> [LISTING]:
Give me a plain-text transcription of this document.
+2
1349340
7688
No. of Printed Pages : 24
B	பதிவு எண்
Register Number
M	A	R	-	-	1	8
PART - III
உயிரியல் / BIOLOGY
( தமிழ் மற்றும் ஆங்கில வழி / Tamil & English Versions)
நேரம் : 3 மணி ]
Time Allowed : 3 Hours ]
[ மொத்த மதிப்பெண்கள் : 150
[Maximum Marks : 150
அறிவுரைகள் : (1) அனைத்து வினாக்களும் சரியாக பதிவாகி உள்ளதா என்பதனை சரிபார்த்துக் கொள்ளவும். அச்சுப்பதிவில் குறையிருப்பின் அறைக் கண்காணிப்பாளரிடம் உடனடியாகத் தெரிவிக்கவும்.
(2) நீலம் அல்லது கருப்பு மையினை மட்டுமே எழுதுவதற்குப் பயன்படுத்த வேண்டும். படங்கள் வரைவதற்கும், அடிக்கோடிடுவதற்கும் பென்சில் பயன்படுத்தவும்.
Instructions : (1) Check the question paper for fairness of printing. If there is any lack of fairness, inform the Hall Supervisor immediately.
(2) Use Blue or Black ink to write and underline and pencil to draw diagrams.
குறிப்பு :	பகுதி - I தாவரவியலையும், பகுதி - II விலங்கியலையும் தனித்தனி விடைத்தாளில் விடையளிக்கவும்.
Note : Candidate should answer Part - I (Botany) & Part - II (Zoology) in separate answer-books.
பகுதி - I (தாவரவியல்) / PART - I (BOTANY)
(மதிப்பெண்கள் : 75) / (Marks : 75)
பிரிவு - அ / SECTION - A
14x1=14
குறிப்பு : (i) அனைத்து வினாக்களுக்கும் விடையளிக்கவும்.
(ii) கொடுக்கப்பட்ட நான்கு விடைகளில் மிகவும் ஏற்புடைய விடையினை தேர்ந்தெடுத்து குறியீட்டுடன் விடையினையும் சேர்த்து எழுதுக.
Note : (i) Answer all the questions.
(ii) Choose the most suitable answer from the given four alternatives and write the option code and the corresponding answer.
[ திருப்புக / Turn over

> [DIRECTION]: Scan the material above for the string "Note" and return the lines that hold it.

> [RESPONSE TO THE TASK]:
Note : Candidate should answer Part - I (Botany) & Part - II (Zoology) in separate answer-books.
Note : (i) Answer all the questions.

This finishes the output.